--- Start of Raw data ---

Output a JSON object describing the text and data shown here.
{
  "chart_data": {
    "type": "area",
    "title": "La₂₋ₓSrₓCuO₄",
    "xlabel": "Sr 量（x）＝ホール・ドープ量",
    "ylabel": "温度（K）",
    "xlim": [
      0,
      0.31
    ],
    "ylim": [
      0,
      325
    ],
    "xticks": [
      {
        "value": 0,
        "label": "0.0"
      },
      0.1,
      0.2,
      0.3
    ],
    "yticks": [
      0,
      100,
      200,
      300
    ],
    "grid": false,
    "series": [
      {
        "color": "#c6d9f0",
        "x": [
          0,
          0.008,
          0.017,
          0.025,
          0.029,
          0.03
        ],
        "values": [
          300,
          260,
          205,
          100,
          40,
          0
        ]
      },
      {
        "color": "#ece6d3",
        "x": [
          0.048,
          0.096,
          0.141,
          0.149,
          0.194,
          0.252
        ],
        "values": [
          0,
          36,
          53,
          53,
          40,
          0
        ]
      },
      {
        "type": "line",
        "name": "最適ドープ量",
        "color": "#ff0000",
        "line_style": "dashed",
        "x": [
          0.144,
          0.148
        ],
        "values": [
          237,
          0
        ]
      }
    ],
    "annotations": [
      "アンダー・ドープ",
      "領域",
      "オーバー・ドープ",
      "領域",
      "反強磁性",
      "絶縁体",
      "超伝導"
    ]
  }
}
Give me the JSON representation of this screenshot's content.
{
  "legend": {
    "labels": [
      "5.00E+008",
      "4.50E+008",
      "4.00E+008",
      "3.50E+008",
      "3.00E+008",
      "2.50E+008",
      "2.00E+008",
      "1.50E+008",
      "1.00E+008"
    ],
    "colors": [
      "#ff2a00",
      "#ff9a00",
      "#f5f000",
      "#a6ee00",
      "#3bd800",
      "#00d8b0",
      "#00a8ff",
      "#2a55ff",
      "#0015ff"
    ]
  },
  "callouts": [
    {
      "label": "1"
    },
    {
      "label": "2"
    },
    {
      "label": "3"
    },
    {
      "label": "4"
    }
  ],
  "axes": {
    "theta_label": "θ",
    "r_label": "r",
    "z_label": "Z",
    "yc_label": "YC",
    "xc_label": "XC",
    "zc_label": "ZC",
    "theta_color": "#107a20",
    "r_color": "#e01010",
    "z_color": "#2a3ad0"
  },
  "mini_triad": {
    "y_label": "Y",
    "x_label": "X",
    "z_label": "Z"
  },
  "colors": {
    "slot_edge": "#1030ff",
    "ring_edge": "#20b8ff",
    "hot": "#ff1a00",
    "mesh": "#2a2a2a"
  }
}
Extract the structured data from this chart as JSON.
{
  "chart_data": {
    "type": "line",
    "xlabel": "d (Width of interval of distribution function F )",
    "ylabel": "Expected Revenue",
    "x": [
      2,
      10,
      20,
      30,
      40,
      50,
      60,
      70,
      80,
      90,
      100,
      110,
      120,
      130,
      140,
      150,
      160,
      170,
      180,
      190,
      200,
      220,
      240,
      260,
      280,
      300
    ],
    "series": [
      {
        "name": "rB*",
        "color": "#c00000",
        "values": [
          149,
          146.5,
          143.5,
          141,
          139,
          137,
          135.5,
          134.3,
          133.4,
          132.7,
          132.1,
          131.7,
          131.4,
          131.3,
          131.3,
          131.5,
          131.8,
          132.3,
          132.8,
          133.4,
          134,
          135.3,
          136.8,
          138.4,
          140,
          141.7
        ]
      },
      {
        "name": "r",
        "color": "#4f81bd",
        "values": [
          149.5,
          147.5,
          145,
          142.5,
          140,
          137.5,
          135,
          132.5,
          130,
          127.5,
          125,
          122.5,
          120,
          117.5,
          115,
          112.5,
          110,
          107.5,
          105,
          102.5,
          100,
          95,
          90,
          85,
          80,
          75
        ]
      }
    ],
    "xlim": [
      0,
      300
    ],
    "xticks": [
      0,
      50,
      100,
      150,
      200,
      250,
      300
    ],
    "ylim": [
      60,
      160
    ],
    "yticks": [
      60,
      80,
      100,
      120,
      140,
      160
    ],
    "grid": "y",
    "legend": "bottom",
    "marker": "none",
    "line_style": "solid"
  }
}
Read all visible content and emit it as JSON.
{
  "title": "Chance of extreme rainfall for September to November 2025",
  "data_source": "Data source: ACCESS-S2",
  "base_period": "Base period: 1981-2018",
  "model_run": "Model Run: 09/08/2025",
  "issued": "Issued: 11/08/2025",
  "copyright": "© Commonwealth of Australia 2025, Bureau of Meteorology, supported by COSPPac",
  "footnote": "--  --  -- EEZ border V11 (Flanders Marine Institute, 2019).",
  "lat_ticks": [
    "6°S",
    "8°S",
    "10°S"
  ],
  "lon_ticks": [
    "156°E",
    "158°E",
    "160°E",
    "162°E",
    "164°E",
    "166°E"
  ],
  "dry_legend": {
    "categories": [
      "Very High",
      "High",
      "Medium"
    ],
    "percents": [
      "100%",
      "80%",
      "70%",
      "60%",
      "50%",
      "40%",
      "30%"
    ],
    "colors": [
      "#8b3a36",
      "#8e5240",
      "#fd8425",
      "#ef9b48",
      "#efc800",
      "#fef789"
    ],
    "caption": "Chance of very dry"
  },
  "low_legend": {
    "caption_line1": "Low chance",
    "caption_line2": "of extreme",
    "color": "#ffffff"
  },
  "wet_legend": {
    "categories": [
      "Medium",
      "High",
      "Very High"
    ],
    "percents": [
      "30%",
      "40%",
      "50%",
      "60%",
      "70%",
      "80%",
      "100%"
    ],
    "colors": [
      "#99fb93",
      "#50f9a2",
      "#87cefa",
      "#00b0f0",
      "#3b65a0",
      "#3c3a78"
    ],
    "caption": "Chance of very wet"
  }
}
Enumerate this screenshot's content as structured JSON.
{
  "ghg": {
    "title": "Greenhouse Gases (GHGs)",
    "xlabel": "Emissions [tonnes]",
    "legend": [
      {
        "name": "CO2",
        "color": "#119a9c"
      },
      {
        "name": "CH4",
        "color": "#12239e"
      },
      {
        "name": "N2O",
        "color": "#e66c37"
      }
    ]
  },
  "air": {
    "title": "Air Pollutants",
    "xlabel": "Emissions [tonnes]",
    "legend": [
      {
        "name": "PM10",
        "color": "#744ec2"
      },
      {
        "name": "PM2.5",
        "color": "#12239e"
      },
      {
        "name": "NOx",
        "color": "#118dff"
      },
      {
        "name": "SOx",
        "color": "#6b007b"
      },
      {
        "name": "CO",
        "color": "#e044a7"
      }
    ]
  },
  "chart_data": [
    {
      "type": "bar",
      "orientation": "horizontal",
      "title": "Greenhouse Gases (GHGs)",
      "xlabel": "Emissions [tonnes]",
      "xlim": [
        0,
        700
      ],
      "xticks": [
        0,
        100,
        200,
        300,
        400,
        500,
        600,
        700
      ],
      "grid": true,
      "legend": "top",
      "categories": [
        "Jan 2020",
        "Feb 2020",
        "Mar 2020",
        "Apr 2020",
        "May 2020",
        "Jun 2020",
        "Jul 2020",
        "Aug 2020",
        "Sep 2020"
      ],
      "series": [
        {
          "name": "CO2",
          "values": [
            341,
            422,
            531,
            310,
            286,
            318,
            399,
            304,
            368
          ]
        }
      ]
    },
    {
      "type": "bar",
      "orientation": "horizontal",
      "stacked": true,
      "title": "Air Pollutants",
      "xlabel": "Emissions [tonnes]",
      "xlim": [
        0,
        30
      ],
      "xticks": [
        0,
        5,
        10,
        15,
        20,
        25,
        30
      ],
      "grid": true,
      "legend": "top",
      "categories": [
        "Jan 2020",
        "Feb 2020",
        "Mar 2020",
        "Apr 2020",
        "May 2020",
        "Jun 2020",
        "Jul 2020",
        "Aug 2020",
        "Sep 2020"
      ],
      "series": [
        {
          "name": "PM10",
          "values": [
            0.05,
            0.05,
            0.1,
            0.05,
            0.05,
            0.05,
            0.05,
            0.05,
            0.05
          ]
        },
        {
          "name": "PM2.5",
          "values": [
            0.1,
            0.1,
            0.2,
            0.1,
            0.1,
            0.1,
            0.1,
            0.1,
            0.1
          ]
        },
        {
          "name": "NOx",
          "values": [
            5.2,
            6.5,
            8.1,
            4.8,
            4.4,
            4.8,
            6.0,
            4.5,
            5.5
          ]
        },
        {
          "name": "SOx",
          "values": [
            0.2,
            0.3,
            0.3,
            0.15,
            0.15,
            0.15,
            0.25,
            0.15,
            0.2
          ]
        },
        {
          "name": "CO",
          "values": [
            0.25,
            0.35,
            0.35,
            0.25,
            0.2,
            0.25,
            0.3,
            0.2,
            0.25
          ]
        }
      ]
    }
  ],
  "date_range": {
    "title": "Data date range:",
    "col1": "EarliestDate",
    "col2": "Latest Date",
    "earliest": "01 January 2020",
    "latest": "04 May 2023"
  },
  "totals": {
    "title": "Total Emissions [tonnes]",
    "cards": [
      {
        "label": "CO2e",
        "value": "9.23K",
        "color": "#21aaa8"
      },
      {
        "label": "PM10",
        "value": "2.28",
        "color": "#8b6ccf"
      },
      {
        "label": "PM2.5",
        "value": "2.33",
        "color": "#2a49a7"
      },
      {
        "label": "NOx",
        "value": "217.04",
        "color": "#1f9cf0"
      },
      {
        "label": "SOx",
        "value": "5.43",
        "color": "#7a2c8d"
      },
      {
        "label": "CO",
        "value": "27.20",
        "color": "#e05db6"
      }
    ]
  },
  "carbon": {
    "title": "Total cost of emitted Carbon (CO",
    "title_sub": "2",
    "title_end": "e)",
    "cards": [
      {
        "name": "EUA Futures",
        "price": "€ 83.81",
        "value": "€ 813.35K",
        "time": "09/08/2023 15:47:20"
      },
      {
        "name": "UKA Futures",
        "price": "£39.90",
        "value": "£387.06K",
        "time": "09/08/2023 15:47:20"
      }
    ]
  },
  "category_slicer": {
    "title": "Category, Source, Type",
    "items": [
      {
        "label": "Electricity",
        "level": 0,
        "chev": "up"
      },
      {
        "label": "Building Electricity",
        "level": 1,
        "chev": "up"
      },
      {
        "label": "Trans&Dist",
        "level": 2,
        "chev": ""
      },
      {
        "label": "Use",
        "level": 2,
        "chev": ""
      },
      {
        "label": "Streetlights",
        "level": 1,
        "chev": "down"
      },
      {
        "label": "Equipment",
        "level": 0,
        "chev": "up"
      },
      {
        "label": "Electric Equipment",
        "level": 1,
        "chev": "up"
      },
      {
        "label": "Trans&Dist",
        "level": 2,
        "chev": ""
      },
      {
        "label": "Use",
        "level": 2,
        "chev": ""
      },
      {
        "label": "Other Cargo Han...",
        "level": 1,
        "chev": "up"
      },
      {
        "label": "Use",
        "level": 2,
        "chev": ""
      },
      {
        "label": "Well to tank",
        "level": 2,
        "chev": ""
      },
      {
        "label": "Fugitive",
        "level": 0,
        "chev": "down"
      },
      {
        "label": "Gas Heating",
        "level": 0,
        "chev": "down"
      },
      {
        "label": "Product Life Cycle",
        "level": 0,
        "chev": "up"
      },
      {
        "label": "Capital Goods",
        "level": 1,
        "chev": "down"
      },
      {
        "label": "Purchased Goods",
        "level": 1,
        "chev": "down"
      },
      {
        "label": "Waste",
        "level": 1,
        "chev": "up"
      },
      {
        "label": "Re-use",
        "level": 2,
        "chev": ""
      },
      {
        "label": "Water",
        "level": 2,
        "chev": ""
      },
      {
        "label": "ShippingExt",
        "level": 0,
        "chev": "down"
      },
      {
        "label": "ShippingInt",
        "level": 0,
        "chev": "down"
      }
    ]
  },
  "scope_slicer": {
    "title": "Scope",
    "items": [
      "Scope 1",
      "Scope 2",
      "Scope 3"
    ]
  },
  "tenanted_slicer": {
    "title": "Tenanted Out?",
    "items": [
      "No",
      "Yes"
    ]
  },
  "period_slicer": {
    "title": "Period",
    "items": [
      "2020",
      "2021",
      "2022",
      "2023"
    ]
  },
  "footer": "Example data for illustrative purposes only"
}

--- End of Raw data ---

Objective
Using the records above, copy each line that contains "ylabel".

Task answer
    "ylabel": "温度（K）",
    "ylabel": "Expected Revenue",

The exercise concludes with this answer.